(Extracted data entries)
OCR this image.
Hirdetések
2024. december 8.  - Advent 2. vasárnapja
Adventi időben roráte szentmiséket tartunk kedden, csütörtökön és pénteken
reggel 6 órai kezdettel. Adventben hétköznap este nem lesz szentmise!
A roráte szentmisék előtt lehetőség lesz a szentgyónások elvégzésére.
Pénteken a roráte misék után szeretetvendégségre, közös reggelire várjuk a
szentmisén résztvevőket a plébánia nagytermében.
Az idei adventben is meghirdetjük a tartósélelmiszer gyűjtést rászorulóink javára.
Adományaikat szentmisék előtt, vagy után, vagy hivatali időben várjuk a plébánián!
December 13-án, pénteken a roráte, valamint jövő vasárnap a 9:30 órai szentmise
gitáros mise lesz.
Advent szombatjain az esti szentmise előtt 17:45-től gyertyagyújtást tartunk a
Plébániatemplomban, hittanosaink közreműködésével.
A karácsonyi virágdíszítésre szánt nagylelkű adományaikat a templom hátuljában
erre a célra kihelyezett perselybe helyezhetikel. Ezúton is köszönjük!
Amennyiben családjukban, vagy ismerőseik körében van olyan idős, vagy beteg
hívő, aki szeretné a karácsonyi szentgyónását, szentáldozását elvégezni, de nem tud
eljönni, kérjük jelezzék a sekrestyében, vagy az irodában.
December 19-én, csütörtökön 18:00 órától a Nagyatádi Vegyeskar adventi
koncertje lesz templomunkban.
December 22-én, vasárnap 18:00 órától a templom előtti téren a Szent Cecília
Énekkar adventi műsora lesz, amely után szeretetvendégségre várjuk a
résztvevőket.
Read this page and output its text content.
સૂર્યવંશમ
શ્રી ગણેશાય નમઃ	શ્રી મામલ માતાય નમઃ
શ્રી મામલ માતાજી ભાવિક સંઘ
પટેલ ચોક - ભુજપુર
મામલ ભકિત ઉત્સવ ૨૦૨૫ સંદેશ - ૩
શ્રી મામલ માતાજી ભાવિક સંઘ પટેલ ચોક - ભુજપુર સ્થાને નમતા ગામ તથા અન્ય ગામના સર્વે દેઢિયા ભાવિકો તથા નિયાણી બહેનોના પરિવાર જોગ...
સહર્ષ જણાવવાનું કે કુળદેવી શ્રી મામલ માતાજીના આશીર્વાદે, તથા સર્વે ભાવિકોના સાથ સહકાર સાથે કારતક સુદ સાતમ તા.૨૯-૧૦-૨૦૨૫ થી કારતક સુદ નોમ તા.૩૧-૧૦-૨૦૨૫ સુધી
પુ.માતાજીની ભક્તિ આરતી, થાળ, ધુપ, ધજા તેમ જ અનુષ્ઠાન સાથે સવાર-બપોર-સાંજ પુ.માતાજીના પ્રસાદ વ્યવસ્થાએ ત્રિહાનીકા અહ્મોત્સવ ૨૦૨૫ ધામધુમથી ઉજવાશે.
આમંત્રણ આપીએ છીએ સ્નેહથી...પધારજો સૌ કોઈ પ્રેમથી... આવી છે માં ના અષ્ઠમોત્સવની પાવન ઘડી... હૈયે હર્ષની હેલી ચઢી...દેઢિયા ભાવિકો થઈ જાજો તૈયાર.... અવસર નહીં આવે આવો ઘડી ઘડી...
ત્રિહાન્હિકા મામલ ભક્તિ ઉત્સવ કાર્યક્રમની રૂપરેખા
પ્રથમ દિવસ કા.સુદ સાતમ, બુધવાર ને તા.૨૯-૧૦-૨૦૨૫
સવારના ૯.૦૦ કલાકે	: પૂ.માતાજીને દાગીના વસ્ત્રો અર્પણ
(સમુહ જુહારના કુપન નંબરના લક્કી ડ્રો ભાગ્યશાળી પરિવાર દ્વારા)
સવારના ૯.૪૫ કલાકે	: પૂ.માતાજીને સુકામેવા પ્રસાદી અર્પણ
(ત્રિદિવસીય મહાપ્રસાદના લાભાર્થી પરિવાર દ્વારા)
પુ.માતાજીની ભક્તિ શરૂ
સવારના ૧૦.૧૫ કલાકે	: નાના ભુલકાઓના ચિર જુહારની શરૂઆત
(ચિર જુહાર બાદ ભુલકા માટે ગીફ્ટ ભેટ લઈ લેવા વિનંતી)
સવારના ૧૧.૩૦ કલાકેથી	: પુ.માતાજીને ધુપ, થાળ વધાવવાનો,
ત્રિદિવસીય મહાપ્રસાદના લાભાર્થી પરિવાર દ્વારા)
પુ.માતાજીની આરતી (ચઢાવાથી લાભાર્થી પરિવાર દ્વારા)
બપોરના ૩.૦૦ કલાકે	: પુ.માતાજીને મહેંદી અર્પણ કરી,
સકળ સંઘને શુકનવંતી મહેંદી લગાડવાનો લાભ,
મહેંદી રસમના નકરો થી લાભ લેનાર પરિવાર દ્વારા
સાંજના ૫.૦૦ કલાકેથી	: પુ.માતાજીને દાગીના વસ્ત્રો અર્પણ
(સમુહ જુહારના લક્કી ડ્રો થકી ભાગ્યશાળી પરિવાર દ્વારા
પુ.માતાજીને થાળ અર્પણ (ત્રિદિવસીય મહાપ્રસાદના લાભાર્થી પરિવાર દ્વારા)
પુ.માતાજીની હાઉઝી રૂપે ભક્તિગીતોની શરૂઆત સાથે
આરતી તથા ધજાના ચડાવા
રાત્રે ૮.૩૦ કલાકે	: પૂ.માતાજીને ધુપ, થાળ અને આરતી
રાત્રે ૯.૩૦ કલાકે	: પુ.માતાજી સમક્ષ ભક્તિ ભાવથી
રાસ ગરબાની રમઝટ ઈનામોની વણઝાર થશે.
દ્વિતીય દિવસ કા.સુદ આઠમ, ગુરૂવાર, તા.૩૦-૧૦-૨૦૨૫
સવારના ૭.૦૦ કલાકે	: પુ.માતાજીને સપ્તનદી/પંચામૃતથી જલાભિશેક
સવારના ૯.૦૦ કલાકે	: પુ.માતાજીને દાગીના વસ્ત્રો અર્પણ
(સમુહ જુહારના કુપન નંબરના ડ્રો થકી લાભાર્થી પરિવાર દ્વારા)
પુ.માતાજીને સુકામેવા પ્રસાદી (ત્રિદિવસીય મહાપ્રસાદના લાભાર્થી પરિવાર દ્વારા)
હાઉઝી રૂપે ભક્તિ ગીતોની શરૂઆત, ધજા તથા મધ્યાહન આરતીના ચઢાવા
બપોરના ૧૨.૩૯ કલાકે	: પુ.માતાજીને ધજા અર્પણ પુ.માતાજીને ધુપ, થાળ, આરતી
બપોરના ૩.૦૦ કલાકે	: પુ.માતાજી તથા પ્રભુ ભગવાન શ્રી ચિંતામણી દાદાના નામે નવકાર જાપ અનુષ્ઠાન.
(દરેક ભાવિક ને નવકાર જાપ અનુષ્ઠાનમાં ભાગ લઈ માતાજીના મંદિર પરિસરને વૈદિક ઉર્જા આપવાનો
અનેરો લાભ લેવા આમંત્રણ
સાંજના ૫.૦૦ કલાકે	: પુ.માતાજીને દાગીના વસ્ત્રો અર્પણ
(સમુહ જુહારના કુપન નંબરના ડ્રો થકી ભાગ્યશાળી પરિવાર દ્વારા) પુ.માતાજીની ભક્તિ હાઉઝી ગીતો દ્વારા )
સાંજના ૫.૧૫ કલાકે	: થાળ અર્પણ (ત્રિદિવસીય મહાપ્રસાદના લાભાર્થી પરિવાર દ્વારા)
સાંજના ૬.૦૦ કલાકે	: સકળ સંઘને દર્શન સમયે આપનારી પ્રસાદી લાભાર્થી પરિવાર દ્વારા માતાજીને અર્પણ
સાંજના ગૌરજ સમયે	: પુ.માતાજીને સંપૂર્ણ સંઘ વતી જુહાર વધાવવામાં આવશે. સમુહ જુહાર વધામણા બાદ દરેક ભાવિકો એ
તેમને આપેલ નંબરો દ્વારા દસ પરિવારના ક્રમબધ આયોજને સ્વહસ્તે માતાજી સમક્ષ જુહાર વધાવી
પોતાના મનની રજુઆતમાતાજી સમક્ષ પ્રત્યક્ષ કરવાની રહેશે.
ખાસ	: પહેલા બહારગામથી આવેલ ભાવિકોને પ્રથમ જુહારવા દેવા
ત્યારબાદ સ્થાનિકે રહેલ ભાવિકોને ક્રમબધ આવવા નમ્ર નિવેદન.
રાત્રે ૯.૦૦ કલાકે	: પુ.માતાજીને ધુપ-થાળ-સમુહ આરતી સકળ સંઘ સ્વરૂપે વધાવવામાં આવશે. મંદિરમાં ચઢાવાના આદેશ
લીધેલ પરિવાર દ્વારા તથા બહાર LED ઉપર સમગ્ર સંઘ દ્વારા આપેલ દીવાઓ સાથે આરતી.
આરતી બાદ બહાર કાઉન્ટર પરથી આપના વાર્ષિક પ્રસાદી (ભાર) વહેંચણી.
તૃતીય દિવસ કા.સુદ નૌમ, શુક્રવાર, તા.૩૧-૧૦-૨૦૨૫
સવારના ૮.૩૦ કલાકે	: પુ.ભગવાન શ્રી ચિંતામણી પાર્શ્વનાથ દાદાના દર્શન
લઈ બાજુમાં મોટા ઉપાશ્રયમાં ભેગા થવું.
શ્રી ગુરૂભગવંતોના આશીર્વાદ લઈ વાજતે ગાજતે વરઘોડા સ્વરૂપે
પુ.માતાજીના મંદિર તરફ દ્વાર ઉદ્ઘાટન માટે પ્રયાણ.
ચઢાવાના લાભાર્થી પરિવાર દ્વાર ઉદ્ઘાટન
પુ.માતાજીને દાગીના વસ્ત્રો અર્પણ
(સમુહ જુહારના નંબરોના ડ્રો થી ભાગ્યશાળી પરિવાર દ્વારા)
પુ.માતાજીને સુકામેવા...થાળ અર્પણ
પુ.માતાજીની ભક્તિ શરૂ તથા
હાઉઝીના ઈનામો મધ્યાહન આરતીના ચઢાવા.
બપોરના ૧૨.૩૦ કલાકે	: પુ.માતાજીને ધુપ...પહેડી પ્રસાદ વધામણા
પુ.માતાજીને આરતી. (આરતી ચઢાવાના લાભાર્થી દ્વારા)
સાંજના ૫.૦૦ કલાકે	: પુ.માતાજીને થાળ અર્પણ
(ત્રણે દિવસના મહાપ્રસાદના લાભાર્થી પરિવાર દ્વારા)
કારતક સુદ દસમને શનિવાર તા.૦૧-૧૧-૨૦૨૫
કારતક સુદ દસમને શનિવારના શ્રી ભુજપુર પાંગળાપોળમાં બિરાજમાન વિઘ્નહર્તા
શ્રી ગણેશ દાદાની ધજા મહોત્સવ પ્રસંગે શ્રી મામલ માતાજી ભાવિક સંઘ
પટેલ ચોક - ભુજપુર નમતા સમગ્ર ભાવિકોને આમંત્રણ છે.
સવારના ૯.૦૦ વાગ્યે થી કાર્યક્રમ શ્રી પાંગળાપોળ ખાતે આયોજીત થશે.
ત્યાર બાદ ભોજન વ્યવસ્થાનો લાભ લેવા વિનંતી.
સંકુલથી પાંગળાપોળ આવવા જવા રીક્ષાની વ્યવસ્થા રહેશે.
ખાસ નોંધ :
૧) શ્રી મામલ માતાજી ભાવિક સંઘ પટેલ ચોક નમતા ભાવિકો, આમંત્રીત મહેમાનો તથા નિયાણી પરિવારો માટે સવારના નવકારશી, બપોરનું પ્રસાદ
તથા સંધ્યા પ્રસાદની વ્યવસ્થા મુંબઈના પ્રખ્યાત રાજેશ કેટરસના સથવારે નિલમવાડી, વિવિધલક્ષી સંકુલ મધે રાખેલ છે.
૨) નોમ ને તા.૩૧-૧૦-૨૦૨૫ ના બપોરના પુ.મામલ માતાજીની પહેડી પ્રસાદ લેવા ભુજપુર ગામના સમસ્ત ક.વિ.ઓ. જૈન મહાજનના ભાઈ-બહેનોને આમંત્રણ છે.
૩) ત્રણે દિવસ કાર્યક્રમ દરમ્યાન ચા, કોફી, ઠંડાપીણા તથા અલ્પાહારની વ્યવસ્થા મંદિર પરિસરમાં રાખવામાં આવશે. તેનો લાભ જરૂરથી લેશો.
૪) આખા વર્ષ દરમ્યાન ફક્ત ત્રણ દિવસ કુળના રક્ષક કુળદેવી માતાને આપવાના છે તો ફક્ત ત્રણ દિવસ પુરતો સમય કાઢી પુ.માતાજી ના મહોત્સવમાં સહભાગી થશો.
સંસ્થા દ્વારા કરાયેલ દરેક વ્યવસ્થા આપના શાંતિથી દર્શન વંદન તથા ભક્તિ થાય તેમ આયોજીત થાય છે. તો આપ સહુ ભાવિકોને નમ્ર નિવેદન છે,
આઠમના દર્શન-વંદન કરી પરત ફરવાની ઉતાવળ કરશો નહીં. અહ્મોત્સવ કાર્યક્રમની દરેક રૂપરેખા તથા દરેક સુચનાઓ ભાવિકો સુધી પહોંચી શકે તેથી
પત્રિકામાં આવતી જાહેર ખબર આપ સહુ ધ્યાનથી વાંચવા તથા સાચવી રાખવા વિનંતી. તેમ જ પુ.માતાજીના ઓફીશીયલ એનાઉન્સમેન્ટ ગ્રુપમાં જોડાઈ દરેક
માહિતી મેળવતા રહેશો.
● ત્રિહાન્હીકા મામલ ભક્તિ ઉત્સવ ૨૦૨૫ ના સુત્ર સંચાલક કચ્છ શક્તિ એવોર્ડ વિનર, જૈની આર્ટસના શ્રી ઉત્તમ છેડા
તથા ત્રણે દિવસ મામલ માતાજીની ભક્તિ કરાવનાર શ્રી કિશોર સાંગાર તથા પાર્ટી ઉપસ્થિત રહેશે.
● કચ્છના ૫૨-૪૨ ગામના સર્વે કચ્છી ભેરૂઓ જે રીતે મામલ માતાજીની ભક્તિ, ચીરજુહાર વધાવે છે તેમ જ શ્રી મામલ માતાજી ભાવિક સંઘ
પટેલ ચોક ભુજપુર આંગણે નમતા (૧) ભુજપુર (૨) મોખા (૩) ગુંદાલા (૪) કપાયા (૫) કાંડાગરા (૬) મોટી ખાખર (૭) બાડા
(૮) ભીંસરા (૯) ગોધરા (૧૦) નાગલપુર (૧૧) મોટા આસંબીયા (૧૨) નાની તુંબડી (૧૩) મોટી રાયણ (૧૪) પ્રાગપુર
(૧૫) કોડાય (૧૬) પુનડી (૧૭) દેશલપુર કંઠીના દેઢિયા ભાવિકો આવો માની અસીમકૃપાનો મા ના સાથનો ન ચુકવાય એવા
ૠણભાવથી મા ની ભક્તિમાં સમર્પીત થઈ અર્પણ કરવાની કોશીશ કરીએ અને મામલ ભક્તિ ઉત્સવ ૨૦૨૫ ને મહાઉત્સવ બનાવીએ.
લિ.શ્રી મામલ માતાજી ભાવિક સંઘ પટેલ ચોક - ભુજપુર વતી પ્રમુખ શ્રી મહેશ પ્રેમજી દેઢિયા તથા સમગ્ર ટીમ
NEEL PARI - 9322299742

Stated goal
Pull out every line in the data above that has the word "roráte".

Problem solution
Adventi időben roráte szentmiséket tartunk kedden, csütörtökön és pénteken
A roráte szentmisék előtt lehetőség lesz a szentgyónások elvégzésére.
Pénteken a roráte misék után szeretetvendégségre, közös reggelire várjuk a
December 13-án, pénteken a roráte, valamint jövő vasárnap a 9:30 órai szentmise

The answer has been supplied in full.